Data extracted from a collection:
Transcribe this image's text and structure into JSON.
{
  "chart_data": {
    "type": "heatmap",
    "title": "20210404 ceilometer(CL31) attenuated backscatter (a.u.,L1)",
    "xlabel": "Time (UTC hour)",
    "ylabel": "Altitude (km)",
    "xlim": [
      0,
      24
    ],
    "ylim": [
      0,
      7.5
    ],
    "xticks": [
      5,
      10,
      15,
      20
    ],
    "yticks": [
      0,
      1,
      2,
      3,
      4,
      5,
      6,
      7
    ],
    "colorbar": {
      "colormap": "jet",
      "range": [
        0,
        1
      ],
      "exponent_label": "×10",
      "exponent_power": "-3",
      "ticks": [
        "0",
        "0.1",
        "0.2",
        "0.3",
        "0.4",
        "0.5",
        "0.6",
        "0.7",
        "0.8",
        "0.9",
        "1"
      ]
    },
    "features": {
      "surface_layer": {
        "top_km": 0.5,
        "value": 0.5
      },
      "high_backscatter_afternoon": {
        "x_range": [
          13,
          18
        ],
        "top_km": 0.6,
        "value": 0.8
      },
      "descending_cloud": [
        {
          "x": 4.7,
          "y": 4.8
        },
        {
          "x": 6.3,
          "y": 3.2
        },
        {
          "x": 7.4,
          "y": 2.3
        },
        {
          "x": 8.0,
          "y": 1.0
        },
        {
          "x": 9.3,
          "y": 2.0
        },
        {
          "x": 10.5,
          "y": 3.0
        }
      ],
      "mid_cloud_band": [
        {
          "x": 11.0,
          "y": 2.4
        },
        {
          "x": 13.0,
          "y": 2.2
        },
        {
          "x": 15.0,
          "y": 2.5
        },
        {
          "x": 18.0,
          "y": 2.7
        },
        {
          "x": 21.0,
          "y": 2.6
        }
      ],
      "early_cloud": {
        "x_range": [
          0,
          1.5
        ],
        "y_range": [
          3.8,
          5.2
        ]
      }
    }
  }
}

▸ TASK TO COMPLETE
Above are the records; copy all of them exactly.

▸ TASK OUTPUT
Transcribe this image's text and structure into JSON.
{
  "chart_data": {
    "type": "heatmap",
    "title": "20210404 ceilometer(CL31) attenuated backscatter (a.u.,L1)",
    "xlabel": "Time (UTC hour)",
    "ylabel": "Altitude (km)",
    "xlim": [
      0,
      24
    ],
    "ylim": [
      0,
      7.5
    ],
    "xticks": [
      5,
      10,
      15,
      20
    ],
    "yticks": [
      0,
      1,
      2,
      3,
      4,
      5,
      6,
      7
    ],
    "colorbar": {
      "colormap": "jet",
      "range": [
        0,
        1
      ],
      "exponent_label": "×10",
      "exponent_power": "-3",
      "ticks": [
        "0",
        "0.1",
        "0.2",
        "0.3",
        "0.4",
        "0.5",
        "0.6",
        "0.7",
        "0.8",
        "0.9",
        "1"
      ]
    },
    "features": {
      "surface_layer": {
        "top_km": 0.5,
        "value": 0.5
      },
      "high_backscatter_afternoon": {
        "x_range": [
          13,
          18
        ],
        "top_km": 0.6,
        "value": 0.8
      },
      "descending_cloud": [
        {
          "x": 4.7,
          "y": 4.8
        },
        {
          "x": 6.3,
          "y": 3.2
        },
        {
          "x": 7.4,
          "y": 2.3
        },
        {
          "x": 8.0,
          "y": 1.0
        },
        {
          "x": 9.3,
          "y": 2.0
        },
        {
          "x": 10.5,
          "y": 3.0
        }
      ],
      "mid_cloud_band": [
        {
          "x": 11.0,
          "y": 2.4
        },
        {
          "x": 13.0,
          "y": 2.2
        },
        {
          "x": 15.0,
          "y": 2.5
        },
        {
          "x": 18.0,
          "y": 2.7
        },
        {
          "x": 21.0,
          "y": 2.6
        }
      ],
      "early_cloud": {
        "x_range": [
          0,
          1.5
        ],
        "y_range": [
          3.8,
          5.2
        ]
      }
    }
  }
}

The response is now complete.